▸ **Task goal**: Go through the lines below. Copy those with "screenshot".

· · · · · · ·

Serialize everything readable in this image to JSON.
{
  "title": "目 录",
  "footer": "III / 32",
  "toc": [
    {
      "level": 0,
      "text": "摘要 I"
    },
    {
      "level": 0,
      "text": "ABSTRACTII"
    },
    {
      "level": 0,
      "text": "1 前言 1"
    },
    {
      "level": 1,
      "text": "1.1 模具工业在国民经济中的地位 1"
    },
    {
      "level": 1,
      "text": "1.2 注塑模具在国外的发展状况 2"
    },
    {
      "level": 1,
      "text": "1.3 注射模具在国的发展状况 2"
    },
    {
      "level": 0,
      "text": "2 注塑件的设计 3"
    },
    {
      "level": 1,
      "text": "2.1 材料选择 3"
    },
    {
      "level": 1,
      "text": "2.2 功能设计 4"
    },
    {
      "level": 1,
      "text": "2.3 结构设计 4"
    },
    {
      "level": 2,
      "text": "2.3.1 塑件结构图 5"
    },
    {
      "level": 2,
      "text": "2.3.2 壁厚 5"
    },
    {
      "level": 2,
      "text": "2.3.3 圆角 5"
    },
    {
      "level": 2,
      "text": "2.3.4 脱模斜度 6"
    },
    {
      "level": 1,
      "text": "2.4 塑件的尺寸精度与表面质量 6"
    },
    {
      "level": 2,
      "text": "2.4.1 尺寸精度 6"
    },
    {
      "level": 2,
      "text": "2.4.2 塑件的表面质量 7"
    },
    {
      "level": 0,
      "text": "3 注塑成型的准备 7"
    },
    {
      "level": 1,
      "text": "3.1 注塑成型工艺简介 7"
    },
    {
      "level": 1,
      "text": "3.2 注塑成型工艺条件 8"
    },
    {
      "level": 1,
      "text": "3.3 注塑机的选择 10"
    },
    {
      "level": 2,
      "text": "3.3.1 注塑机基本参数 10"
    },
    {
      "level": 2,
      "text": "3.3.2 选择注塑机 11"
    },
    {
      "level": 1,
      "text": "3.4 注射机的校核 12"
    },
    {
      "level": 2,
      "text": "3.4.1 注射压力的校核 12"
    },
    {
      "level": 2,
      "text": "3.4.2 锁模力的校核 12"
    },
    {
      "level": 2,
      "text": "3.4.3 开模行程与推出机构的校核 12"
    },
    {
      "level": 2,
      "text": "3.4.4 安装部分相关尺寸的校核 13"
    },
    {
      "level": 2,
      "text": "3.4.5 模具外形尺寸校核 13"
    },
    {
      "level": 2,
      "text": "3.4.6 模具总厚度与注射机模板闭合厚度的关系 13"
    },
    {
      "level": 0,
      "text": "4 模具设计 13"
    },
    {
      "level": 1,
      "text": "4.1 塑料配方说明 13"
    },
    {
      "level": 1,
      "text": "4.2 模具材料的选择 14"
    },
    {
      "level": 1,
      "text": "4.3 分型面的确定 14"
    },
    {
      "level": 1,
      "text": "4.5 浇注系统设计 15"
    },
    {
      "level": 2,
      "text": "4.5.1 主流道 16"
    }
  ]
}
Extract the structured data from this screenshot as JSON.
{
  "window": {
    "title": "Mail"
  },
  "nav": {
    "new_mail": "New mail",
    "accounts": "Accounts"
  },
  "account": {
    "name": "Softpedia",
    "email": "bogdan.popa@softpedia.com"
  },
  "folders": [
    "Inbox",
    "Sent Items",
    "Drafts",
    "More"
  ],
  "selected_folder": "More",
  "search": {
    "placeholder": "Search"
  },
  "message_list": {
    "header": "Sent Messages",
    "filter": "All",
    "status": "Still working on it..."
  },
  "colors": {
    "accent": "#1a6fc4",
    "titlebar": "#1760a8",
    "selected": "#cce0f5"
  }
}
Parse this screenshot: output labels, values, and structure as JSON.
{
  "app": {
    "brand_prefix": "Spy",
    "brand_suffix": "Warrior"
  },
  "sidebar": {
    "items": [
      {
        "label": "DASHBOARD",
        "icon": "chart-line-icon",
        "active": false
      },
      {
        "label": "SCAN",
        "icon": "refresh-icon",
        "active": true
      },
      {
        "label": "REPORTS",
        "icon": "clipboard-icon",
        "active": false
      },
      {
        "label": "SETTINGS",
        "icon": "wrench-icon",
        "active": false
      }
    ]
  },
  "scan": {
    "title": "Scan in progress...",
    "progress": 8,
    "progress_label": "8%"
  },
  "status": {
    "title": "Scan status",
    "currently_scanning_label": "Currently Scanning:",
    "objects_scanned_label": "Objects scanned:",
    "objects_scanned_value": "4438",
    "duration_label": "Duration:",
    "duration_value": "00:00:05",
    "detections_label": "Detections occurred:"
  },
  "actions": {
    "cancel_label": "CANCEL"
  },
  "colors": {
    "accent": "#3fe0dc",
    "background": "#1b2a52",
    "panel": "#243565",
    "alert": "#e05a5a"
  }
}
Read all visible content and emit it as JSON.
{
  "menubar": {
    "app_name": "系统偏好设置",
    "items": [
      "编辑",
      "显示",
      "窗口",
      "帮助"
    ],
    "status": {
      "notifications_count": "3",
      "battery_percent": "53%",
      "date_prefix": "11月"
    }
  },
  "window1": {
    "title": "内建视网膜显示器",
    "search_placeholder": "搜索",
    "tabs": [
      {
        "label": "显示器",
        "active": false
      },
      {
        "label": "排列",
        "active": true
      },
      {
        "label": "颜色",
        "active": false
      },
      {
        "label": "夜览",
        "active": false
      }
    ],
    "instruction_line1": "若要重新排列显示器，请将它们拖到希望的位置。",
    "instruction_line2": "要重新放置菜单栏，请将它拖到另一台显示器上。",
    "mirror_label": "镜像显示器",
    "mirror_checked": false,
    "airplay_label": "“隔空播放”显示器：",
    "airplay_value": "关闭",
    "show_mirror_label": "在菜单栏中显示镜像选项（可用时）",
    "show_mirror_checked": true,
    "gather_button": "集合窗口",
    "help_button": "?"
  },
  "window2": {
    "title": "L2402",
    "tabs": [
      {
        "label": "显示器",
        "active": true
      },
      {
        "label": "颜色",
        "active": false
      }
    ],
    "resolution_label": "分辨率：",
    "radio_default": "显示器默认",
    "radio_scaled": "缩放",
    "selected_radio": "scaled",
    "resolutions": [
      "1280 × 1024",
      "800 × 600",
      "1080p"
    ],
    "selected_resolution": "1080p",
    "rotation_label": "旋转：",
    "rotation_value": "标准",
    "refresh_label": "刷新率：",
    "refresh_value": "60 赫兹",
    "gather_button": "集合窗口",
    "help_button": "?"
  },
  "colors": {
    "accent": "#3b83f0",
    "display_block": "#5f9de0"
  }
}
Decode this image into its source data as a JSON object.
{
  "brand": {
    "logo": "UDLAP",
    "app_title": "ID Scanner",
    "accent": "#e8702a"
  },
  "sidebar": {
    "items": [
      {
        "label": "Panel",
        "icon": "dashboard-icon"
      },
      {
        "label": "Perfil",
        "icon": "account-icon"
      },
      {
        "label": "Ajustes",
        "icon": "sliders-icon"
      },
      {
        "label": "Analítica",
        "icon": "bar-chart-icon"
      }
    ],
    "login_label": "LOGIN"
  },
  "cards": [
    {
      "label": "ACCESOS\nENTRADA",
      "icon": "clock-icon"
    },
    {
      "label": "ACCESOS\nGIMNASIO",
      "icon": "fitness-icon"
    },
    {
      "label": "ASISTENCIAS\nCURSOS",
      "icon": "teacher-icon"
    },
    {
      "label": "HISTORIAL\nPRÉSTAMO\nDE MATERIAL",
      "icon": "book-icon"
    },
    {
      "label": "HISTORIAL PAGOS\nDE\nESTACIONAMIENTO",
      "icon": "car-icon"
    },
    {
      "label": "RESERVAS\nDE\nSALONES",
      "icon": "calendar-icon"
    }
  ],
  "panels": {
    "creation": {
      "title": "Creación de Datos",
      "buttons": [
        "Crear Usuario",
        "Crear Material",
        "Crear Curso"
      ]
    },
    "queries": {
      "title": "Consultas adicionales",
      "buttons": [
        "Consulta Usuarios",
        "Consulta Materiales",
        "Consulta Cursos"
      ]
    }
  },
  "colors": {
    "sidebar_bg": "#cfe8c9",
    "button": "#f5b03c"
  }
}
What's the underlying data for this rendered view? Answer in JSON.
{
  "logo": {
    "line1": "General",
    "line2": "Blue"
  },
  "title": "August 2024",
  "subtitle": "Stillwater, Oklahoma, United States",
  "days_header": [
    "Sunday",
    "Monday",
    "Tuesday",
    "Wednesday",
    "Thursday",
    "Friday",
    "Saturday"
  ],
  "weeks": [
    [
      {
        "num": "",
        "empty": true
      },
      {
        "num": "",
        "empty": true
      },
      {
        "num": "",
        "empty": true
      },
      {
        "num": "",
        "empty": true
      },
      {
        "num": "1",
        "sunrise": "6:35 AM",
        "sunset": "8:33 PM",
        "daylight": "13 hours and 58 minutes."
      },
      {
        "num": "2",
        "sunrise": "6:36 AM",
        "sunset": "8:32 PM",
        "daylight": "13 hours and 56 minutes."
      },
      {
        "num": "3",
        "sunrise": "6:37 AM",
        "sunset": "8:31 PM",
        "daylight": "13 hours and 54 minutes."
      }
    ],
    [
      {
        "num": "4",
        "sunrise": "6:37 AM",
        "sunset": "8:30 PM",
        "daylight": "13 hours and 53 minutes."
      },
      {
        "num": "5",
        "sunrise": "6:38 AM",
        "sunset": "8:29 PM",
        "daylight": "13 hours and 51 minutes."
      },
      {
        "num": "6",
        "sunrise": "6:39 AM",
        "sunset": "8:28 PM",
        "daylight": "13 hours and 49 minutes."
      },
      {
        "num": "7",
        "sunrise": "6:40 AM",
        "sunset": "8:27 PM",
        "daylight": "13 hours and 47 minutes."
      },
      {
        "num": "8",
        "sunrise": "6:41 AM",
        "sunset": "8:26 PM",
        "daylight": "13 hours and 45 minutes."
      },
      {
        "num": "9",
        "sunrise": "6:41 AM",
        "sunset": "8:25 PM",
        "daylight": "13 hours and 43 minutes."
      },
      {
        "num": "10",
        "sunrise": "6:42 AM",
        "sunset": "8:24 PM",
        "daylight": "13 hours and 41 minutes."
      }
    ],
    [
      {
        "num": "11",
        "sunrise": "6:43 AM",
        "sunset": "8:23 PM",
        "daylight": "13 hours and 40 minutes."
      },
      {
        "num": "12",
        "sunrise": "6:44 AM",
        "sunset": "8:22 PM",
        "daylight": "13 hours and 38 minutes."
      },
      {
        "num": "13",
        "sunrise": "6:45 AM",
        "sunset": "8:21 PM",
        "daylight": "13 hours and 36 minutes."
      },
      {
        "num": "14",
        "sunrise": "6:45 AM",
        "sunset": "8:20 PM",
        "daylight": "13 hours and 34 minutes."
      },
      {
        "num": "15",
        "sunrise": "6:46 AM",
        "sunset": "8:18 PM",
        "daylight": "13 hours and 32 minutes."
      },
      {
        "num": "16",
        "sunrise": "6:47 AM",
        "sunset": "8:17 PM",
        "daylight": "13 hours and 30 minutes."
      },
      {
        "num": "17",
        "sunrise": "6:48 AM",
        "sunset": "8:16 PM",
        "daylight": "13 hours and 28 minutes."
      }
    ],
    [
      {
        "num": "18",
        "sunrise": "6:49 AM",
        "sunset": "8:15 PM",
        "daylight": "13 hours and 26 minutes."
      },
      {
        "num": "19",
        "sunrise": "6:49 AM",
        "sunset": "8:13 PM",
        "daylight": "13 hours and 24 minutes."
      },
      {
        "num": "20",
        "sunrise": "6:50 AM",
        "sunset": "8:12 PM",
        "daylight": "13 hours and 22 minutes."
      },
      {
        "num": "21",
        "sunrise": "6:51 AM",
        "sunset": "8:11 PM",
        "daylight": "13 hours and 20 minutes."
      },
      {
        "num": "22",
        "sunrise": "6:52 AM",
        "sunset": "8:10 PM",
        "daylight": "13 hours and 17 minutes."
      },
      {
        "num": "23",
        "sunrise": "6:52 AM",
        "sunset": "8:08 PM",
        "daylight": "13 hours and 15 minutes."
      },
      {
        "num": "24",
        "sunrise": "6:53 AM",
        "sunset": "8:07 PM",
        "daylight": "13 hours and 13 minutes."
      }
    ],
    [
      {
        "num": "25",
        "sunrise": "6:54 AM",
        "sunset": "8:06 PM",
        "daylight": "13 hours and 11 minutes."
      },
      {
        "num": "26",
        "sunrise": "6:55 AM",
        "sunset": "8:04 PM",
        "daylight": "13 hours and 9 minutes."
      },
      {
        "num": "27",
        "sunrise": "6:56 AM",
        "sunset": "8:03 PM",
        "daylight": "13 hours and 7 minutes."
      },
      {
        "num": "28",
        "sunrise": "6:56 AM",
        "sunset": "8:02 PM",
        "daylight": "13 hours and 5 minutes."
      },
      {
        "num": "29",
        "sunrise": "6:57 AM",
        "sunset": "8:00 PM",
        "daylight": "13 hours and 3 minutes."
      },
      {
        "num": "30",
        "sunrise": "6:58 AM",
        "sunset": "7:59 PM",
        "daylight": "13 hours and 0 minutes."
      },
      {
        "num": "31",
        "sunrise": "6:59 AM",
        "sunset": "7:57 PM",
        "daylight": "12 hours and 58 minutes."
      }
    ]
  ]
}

· · · · · · ·

▸ **Written answer**:
Extract the structured data from this screenshot as JSON.
Parse this screenshot: output labels, values, and structure as JSON.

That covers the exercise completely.